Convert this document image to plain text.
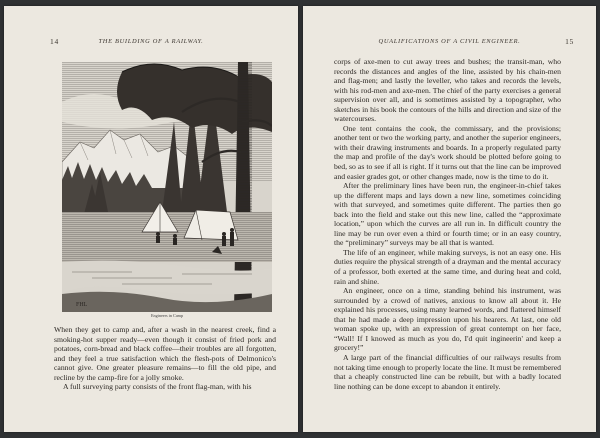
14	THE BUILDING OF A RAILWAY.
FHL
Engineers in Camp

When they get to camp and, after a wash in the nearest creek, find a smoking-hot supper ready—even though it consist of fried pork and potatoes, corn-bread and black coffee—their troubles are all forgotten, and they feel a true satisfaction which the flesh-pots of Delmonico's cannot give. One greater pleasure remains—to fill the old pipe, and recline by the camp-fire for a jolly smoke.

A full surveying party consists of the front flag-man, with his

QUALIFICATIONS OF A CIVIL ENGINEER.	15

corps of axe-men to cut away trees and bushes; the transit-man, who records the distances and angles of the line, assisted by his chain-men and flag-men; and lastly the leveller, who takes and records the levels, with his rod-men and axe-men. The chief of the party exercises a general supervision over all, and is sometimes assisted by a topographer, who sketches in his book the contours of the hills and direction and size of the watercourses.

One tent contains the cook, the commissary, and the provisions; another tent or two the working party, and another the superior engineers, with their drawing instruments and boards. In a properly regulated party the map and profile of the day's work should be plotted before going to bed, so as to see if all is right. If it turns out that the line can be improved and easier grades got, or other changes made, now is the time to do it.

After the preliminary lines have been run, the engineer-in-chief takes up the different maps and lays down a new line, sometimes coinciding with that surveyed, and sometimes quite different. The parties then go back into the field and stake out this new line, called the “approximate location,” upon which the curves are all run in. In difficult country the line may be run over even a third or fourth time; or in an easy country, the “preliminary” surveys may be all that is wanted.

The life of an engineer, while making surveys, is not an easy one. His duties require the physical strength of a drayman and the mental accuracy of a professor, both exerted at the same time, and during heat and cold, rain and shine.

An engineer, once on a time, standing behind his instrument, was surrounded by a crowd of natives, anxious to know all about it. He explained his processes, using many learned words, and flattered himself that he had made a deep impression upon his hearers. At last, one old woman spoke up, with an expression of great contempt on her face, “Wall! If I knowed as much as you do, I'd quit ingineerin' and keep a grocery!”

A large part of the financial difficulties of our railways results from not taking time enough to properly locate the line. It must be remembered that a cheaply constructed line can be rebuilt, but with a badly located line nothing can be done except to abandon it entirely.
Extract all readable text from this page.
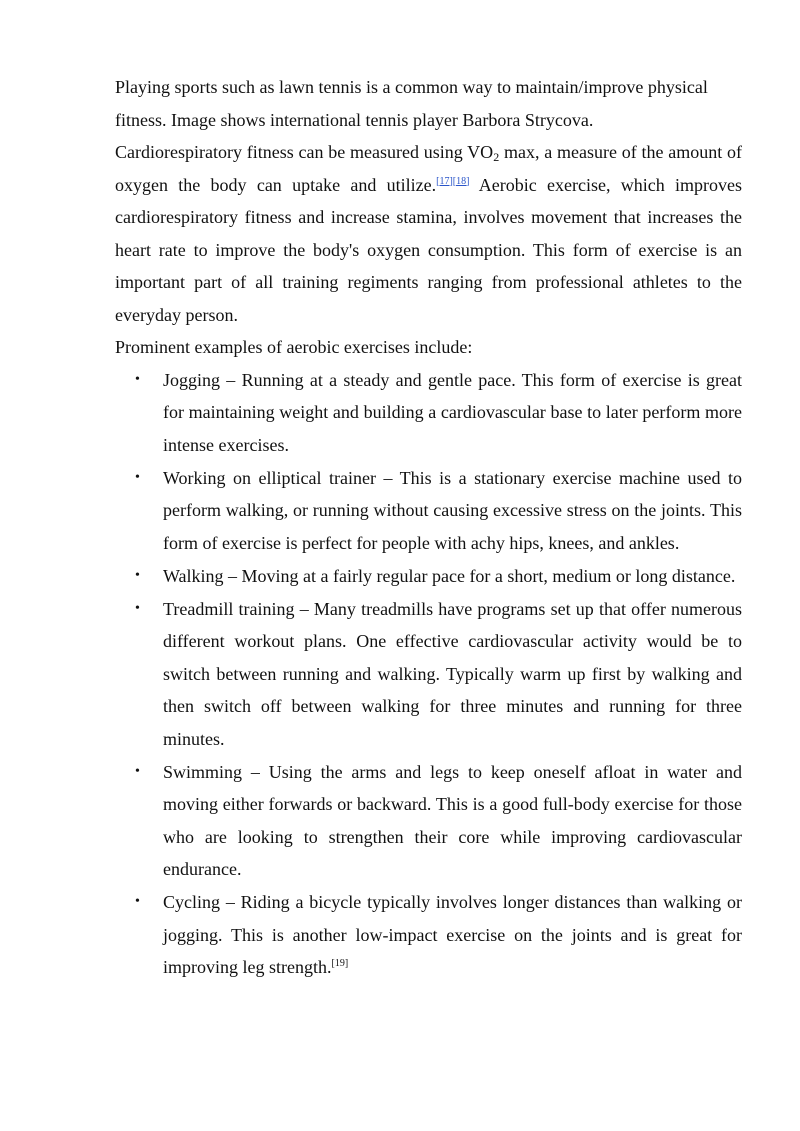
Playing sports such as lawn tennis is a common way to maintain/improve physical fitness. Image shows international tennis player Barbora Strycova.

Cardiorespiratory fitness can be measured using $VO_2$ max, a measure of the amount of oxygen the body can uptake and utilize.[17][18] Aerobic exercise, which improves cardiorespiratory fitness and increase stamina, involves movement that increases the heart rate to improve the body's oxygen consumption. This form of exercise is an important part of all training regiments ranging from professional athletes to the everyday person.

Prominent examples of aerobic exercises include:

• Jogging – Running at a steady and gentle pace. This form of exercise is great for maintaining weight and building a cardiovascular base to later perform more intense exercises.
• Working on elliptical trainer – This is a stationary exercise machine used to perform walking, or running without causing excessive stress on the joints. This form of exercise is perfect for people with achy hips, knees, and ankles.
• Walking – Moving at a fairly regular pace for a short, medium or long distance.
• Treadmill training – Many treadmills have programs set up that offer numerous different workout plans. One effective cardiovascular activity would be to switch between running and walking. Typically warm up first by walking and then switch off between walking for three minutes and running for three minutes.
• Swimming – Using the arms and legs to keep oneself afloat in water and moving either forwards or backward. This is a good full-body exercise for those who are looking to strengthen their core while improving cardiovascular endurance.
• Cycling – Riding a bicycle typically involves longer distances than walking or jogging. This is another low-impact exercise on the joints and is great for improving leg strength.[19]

──────────────────────────────

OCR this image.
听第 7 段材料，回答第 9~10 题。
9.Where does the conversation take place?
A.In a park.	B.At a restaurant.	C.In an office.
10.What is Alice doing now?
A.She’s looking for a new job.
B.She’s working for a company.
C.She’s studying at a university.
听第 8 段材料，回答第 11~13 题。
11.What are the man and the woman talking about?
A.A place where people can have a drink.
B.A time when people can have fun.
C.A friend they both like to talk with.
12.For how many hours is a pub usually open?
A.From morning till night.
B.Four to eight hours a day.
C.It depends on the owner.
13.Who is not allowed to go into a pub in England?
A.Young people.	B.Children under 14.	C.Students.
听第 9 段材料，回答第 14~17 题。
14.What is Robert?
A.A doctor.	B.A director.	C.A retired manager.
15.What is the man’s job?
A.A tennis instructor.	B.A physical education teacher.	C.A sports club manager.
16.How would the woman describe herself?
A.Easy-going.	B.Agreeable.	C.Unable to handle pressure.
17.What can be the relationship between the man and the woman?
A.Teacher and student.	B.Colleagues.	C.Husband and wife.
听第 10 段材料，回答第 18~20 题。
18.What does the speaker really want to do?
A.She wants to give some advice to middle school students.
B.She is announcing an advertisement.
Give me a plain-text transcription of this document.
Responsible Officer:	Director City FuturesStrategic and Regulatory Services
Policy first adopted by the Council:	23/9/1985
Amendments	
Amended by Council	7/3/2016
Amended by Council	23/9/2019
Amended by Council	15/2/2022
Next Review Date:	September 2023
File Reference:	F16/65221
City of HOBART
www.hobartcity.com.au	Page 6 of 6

──────────────────────────────

▶ **WHAT YOU SHOULD DO**
From the data above, copy each line that has the string "full".

▶ **THE COMPLETED TASK**
A full surveying party consists of the front flag-man, with his
• Swimming – Using the arms and legs to keep oneself afloat in water and moving either forwards or backward. This is a good full-body exercise for those who are looking to strengthen their core while improving cardiovascular endurance.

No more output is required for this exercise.